__DIRECTIONS FOR THIS TASK__: Restate the full set of records exactly, word for word.

-.-.-

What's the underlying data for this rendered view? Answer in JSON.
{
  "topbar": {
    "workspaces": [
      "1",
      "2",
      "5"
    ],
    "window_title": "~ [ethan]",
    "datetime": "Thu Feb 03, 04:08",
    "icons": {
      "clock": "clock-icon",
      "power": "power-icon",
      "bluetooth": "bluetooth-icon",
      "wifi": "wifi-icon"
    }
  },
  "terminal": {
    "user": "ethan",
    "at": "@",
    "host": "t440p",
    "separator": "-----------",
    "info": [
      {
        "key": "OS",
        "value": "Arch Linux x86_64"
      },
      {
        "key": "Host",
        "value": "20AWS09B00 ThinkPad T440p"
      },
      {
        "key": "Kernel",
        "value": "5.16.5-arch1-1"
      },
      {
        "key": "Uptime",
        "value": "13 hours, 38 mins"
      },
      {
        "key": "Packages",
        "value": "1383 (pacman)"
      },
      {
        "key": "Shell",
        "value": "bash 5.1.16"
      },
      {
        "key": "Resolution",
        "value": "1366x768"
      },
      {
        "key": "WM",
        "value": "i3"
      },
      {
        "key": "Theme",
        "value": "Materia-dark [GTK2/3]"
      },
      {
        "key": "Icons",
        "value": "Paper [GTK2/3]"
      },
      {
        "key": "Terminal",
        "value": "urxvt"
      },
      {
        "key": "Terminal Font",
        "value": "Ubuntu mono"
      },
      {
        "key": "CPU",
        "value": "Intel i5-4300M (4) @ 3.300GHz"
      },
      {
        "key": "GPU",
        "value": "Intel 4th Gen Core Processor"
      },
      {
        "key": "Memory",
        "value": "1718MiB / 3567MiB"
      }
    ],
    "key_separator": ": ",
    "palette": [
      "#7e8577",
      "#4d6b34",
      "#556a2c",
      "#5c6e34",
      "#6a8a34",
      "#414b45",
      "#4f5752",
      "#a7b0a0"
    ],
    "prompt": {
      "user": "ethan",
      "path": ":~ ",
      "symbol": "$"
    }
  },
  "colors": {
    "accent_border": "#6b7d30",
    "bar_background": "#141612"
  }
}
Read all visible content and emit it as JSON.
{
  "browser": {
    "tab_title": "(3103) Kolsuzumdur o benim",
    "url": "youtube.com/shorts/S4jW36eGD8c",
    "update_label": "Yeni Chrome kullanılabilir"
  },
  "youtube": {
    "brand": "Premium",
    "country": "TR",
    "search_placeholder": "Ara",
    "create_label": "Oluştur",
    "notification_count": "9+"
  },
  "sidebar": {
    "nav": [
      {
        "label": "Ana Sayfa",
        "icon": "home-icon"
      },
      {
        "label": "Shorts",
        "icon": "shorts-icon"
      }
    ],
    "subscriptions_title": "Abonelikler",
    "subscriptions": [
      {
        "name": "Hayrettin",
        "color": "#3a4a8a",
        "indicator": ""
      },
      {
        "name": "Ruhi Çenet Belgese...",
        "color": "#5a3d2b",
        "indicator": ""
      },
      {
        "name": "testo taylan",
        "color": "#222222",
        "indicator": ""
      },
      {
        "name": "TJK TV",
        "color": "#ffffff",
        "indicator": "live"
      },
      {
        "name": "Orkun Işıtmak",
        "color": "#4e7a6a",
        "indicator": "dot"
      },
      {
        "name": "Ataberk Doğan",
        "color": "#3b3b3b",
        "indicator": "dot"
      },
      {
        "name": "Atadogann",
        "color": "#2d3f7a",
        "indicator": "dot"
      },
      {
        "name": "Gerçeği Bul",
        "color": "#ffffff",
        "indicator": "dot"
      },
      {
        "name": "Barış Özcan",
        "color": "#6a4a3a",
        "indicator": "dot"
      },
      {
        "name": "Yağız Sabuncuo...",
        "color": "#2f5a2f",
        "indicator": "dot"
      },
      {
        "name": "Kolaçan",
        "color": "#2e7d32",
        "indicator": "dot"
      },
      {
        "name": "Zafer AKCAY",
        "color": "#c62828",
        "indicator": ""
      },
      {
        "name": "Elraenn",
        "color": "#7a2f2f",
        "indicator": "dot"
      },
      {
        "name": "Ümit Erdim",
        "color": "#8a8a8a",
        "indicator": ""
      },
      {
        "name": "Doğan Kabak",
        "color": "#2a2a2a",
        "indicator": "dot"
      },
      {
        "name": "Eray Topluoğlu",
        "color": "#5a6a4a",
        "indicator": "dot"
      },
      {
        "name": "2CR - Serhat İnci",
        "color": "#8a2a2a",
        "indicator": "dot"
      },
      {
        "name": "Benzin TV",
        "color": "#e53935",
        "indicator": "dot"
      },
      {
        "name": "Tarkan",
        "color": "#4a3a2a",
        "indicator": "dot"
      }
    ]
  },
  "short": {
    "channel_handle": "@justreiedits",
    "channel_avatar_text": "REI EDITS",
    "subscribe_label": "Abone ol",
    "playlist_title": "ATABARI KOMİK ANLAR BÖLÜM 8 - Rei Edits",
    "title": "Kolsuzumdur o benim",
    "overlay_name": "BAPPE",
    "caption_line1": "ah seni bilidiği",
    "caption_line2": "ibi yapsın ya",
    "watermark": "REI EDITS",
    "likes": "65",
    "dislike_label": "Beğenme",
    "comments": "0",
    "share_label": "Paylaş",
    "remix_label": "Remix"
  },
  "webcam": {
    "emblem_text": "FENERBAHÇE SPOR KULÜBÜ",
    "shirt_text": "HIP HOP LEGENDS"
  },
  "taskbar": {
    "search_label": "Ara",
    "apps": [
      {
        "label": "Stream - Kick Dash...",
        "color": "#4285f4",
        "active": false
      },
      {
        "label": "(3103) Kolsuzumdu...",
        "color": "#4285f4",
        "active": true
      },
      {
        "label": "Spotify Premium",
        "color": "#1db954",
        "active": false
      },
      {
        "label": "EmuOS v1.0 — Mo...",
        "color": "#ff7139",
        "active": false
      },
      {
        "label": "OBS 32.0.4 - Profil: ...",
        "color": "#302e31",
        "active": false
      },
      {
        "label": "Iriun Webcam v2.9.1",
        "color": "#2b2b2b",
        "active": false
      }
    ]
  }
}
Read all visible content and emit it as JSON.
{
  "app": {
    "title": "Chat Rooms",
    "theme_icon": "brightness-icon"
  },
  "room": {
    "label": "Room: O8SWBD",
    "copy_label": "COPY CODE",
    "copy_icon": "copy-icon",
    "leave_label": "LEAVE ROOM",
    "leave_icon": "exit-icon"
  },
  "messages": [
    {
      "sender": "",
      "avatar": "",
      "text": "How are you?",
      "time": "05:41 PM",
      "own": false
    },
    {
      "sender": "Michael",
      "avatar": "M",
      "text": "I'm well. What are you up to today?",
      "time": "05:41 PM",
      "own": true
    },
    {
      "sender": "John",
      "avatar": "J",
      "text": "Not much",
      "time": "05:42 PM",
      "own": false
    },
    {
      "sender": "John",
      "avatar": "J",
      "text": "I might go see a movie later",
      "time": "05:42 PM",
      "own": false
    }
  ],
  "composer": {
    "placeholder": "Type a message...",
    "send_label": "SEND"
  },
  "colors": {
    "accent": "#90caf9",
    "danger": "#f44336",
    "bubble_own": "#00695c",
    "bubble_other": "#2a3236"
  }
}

-.-.-

__OUTPUT FOR THIS EXERCISE__:
What's the underlying data for this rendered view? Answer in JSON.
{
  "topbar": {
    "workspaces": [
      "1",
      "2",
      "5"
    ],
    "window_title": "~ [ethan]",
    "datetime": "Thu Feb 03, 04:08",
    "icons": {
      "clock": "clock-icon",
      "power": "power-icon",
      "bluetooth": "bluetooth-icon",
      "wifi": "wifi-icon"
    }
  },
  "terminal": {
    "user": "ethan",
    "at": "@",
    "host": "t440p",
    "separator": "-----------",
    "info": [
      {
        "key": "OS",
        "value": "Arch Linux x86_64"
      },
      {
        "key": "Host",
        "value": "20AWS09B00 ThinkPad T440p"
      },
      {
        "key": "Kernel",
        "value": "5.16.5-arch1-1"
      },
      {
        "key": "Uptime",
        "value": "13 hours, 38 mins"
      },
      {
        "key": "Packages",
        "value": "1383 (pacman)"
      },
      {
        "key": "Shell",
        "value": "bash 5.1.16"
      },
      {
        "key": "Resolution",
        "value": "1366x768"
      },
      {
        "key": "WM",
        "value": "i3"
      },
      {
        "key": "Theme",
        "value": "Materia-dark [GTK2/3]"
      },
      {
        "key": "Icons",
        "value": "Paper [GTK2/3]"
      },
      {
        "key": "Terminal",
        "value": "urxvt"
      },
      {
        "key": "Terminal Font",
        "value": "Ubuntu mono"
      },
      {
        "key": "CPU",
        "value": "Intel i5-4300M (4) @ 3.300GHz"
      },
      {
        "key": "GPU",
        "value": "Intel 4th Gen Core Processor"
      },
      {
        "key": "Memory",
        "value": "1718MiB / 3567MiB"
      }
    ],
    "key_separator": ": ",
    "palette": [
      "#7e8577",
      "#4d6b34",
      "#556a2c",
      "#5c6e34",
      "#6a8a34",
      "#414b45",
      "#4f5752",
      "#a7b0a0"
    ],
    "prompt": {
      "user": "ethan",
      "path": ":~ ",
      "symbol": "$"
    }
  },
  "colors": {
    "accent_border": "#6b7d30",
    "bar_background": "#141612"
  }
}
Read all visible content and emit it as JSON.
{
  "browser": {
    "tab_title": "(3103) Kolsuzumdur o benim",
    "url": "youtube.com/shorts/S4jW36eGD8c",
    "update_label": "Yeni Chrome kullanılabilir"
  },
  "youtube": {
    "brand": "Premium",
    "country": "TR",
    "search_placeholder": "Ara",
    "create_label": "Oluştur",
    "notification_count": "9+"
  },
  "sidebar": {
    "nav": [
      {
        "label": "Ana Sayfa",
        "icon": "home-icon"
      },
      {
        "label": "Shorts",
        "icon": "shorts-icon"
      }
    ],
    "subscriptions_title": "Abonelikler",
    "subscriptions": [
      {
        "name": "Hayrettin",
        "color": "#3a4a8a",
        "indicator": ""
      },
      {
        "name": "Ruhi Çenet Belgese...",
        "color": "#5a3d2b",
        "indicator": ""
      },
      {
        "name": "testo taylan",
        "color": "#222222",
        "indicator": ""
      },
      {
        "name": "TJK TV",
        "color": "#ffffff",
        "indicator": "live"
      },
      {
        "name": "Orkun Işıtmak",
        "color": "#4e7a6a",
        "indicator": "dot"
      },
      {
        "name": "Ataberk Doğan",
        "color": "#3b3b3b",
        "indicator": "dot"
      },
      {
        "name": "Atadogann",
        "color": "#2d3f7a",
        "indicator": "dot"
      },
      {
        "name": "Gerçeği Bul",
        "color": "#ffffff",
        "indicator": "dot"
      },
      {
        "name": "Barış Özcan",
        "color": "#6a4a3a",
        "indicator": "dot"
      },
      {
        "name": "Yağız Sabuncuo...",
        "color": "#2f5a2f",
        "indicator": "dot"
      },
      {
        "name": "Kolaçan",
        "color": "#2e7d32",
        "indicator": "dot"
      },
      {
        "name": "Zafer AKCAY",
        "color": "#c62828",
        "indicator": ""
      },
      {
        "name": "Elraenn",
        "color": "#7a2f2f",
        "indicator": "dot"
      },
      {
        "name": "Ümit Erdim",
        "color": "#8a8a8a",
        "indicator": ""
      },
      {
        "name": "Doğan Kabak",
        "color": "#2a2a2a",
        "indicator": "dot"
      },
      {
        "name": "Eray Topluoğlu",
        "color": "#5a6a4a",
        "indicator": "dot"
      },
      {
        "name": "2CR - Serhat İnci",
        "color": "#8a2a2a",
        "indicator": "dot"
      },
      {
        "name": "Benzin TV",
        "color": "#e53935",
        "indicator": "dot"
      },
      {
        "name": "Tarkan",
        "color": "#4a3a2a",
        "indicator": "dot"
      }
    ]
  },
  "short": {
    "channel_handle": "@justreiedits",
    "channel_avatar_text": "REI EDITS",
    "subscribe_label": "Abone ol",
    "playlist_title": "ATABARI KOMİK ANLAR BÖLÜM 8 - Rei Edits",
    "title": "Kolsuzumdur o benim",
    "overlay_name": "BAPPE",
    "caption_line1": "ah seni bilidiği",
    "caption_line2": "ibi yapsın ya",
    "watermark": "REI EDITS",
    "likes": "65",
    "dislike_label": "Beğenme",
    "comments": "0",
    "share_label": "Paylaş",
    "remix_label": "Remix"
  },
  "webcam": {
    "emblem_text": "FENERBAHÇE SPOR KULÜBÜ",
    "shirt_text": "HIP HOP LEGENDS"
  },
  "taskbar": {
    "search_label": "Ara",
    "apps": [
      {
        "label": "Stream - Kick Dash...",
        "color": "#4285f4",
        "active": false
      },
      {
        "label": "(3103) Kolsuzumdu...",
        "color": "#4285f4",
        "active": true
      },
      {
        "label": "Spotify Premium",
        "color": "#1db954",
        "active": false
      },
      {
        "label": "EmuOS v1.0 — Mo...",
        "color": "#ff7139",
        "active": false
      },
      {
        "label": "OBS 32.0.4 - Profil: ...",
        "color": "#302e31",
        "active": false
      },
      {
        "label": "Iriun Webcam v2.9.1",
        "color": "#2b2b2b",
        "active": false
      }
    ]
  }
}
Read all visible content and emit it as JSON.
{
  "app": {
    "title": "Chat Rooms",
    "theme_icon": "brightness-icon"
  },
  "room": {
    "label": "Room: O8SWBD",
    "copy_label": "COPY CODE",
    "copy_icon": "copy-icon",
    "leave_label": "LEAVE ROOM",
    "leave_icon": "exit-icon"
  },
  "messages": [
    {
      "sender": "",
      "avatar": "",
      "text": "How are you?",
      "time": "05:41 PM",
      "own": false
    },
    {
      "sender": "Michael",
      "avatar": "M",
      "text": "I'm well. What are you up to today?",
      "time": "05:41 PM",
      "own": true
    },
    {
      "sender": "John",
      "avatar": "J",
      "text": "Not much",
      "time": "05:42 PM",
      "own": false
    },
    {
      "sender": "John",
      "avatar": "J",
      "text": "I might go see a movie later",
      "time": "05:42 PM",
      "own": false
    }
  ],
  "composer": {
    "placeholder": "Type a message...",
    "send_label": "SEND"
  },
  "colors": {
    "accent": "#90caf9",
    "danger": "#f44336",
    "bubble_own": "#00695c",
    "bubble_other": "#2a3236"
  }
}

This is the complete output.